- **EXCERPT PROVIDED**
○ ○ ○ ○

Dan Farber: Now as I understand it, Oxfam GB is a rather large organization in fact.

Simon Jennings: Yes, Oxfam GB is about twice the size of the second largest Oxfam in terms of revenue, and was in fact the original Oxfam, if you like, starting in 1942 during the war. The organization's got 5,300 employees around the world, we operate in 70 countries, this is Oxfam GB I'm talking about here, and we have about 144 offices that staff work out of in those countries. My responsibilities are therefore, at a very operational level, from an IT perspective, is four thousand PCs have to work on Monday morning. Of course it's much more complicated than that because really, it's about ensuring the business processes of the organisation can operate efficiently and effectively around the world.

DF: It seems that innovation for you is not just technology, it can be process, it can be organizational, it can be products such as the [Oxfam] bucket.

SJ: Absolutely. Another good example that happened about two years ago was one of the business challenges that Oxfam faced, was how do we engage with our supporters better? Now, to actually engage with those supporters in a new way was the problem. And the solution was a thing called the Oxfam Unwrapped catalog. What we have is a catalog of products like mosquito nets, camel, water tank, desk, and people can now fund that desk. They can buy a gift for a friend which is a card that they get given which says "I have bought you a desk in a school" and Oxfam will deliver that desk.

Now, the innovation around that catalog was not only that we were enabling the businesses to engage with our supporters more directly, but the way we went about it. We actually now have started a business from scratch two years ago, just over two years ago, and last Christmas we did over £14m revenue and £11m pounds of that was done over the internet. So, the tool, IT, became absolutely critical in order to be able to deliver revenue to the organisation and engagement with our supporters.

DF: Now Oxfam GB is also unique in that you have over 700 stores and a lot of your revenue is generated from those stores. What are the innovations, the technologies and the process management that you're using to effectively get a good yield and get a good return on your investment?

SJ: Well that's a really interesting question because when you start looking at Oxfam's revenue through its trading business we made about £85m revenue last year from the trading business, but we actually made a 31 percent margin on the high streets. That's taking in about £20m to £24m profit, if you like, which we can then put towards our programme overseas. But the proposition, the trading proposition is that we have - we're about the fifth largest retailer in the UK in terms of number of shops - a mixture of donated products, which can be clothing, bric-a-brac, books, and we also have some fairly traded products so we have a warehouse system. So, the technology is very, very slim. We have warehousing which provides and replenishes the stock, sometimes its coming direct from the supplier. We also have some shops with some PCs in but in fact, it's a very strange environment but I think I'm one of the few IT managers that has ever taken epos [electronic point of sale] out of a trading environment, a retail environment. Because, when I first arrived at Oxfam, they'd been doing some experiments with epos. You were spending, in those days, something like five thousand pounds a shop to put epos in and you actually could never reorder your secondhand jumper because it was donated product. So the value of epos was not realizable by the organization so we actually removed it from the shops.

○ ○ ○ ○

- **EXERCISE SET**
• A. Reproduce the Oxfam GB interview word for word from "DF: Now Oxfam" to "on your investment?".
• B. Name every product that the Oxfam GB interview lists as part of the Oxfam Unwrapped catalog.
• C. Extend the Oxfam GB interview by writing what comes after its last sentence.
None of the lines that come next are needed.

Items listed in a dataset
○ ○ ○ ○

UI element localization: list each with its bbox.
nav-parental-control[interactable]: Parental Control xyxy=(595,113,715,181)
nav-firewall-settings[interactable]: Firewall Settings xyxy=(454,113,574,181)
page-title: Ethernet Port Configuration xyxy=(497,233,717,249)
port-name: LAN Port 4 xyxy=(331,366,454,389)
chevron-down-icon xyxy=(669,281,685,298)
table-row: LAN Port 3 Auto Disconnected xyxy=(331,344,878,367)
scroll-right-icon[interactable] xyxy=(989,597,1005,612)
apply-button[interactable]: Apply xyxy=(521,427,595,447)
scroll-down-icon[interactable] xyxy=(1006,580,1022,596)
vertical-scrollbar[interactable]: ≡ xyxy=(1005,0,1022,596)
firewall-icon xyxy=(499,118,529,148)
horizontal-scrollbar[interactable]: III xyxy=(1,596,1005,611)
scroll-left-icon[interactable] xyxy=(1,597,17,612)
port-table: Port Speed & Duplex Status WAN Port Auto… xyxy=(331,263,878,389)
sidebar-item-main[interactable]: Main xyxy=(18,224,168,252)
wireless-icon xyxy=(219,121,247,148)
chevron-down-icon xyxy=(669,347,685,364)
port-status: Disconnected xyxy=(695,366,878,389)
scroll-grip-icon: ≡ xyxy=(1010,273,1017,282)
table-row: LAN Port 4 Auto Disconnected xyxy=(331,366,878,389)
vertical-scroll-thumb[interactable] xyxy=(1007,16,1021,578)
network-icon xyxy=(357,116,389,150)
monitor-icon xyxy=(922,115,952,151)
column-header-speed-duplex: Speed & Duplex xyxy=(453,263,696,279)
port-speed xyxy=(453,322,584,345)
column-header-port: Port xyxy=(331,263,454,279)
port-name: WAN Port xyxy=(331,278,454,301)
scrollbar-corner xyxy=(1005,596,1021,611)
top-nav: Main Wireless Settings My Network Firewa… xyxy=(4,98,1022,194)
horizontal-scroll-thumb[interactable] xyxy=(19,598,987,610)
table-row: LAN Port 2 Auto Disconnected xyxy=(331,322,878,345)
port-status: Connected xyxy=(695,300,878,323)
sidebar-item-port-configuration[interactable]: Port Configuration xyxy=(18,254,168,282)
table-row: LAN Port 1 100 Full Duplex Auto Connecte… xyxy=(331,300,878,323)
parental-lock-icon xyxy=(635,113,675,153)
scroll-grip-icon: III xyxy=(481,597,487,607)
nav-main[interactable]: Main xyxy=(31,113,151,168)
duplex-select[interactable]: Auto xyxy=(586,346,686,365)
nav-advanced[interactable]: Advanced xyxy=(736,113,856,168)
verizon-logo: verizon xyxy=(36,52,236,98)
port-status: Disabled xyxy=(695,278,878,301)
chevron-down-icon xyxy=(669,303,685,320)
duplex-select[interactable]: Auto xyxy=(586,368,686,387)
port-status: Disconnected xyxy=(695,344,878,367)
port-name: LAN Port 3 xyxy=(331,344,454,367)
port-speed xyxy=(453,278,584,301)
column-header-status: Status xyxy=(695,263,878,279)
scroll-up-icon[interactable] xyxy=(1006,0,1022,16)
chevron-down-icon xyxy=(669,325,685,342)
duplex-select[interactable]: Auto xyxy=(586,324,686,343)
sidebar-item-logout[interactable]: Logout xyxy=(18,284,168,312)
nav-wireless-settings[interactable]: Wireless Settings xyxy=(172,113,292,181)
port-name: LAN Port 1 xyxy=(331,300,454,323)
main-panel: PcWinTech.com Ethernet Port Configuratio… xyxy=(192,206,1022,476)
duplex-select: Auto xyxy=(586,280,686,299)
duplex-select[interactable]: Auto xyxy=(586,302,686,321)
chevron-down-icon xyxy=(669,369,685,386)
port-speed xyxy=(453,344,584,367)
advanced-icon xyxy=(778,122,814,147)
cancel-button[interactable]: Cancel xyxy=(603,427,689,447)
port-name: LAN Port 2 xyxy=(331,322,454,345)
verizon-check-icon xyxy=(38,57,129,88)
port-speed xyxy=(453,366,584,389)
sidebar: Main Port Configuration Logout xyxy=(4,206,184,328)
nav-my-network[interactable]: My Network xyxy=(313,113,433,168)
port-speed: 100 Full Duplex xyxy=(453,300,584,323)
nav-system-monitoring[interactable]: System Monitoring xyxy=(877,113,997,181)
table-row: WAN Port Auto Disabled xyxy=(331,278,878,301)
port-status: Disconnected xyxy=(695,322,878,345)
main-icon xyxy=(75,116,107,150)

○ ○ ○ ○

- **RESULTS BY TASK**
• A.
DF: Now Oxfam GB is also unique in that you have over 700 stores and a lot of your revenue is generated from those stores. What are the innovations, the technologies and the process management that you're using to effectively get a good yield and get a good return on your investment?

• B. mosquito nets, camel, water tank, desk

• C.
DF: Now you have over 5,000 employees, you have 20,000 volunteers, you have people all over the world in terms of dealing with poverty and starvation. How do you manage that from an IT perspective?

SJ: Effectively there are two real pressures on us. One of which is the delivery of application services to people who are based in offices. And the second one is mobility. If you look at the office delivery we have, effectively, a VPN, with offices on the end of that VPN. We have a central data centre in the UK so all of the applications run in the UK with the exception of Lotus Notes which we have replicated notes servers in each of the offices so that those offices can work should the network go down. We therefore provide all of our financial applications, we provide all of our project management applications from the center. The mobility issue is a significantly different challenge because you've got the normal mobility that people would associate with any operation which is managers moving from office to office. Because we are structured into eight regions we have regional administrative centres who manage between six and 10 countries each. The regional management are often going out to assess what's happening in the field, going to country offices, doing training and evaluations and so on, or hiring people. And of course that means that they are in a mobility world very similar to many organisations in the commercial world.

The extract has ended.